Dataset items:
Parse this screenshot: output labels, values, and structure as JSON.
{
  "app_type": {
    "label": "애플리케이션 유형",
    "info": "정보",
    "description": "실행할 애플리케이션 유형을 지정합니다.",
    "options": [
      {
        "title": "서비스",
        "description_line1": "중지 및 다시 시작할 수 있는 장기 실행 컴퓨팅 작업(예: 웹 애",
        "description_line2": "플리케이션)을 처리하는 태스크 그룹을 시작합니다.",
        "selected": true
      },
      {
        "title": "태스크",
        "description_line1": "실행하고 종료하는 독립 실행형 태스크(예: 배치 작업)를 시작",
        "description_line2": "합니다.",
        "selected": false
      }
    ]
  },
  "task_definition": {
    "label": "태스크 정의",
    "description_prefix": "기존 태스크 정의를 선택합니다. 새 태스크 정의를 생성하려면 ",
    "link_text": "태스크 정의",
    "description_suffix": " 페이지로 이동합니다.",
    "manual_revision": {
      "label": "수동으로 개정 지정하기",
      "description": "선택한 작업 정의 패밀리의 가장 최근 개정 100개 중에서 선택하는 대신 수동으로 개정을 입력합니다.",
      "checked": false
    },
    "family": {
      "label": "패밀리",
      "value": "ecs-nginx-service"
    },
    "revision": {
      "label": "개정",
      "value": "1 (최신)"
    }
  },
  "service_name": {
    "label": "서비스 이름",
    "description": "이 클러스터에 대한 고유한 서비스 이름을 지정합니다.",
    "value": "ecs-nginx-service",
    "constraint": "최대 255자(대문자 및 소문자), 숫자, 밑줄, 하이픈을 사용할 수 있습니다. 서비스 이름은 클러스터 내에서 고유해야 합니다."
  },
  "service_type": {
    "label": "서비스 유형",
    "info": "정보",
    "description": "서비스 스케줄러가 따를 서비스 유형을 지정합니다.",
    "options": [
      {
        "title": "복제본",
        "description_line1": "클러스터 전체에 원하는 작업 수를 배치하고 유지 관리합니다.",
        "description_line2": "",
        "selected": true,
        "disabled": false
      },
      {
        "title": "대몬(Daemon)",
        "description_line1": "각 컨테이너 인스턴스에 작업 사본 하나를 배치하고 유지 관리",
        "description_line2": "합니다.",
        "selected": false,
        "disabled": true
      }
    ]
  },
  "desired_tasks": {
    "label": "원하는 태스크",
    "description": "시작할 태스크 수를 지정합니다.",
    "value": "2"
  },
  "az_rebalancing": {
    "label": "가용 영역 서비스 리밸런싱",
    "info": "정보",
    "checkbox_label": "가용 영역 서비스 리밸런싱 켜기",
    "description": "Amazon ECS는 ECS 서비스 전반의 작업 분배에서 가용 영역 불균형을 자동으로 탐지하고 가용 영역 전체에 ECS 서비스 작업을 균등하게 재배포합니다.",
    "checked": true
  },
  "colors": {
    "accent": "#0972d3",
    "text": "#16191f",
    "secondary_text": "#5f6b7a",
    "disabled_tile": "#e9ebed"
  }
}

STATED GOAL: Gather from the records above every line containing the string "true".

ANSWER BELOW:
        "selected": true
        "selected": true,
        "disabled": true
    "checked": true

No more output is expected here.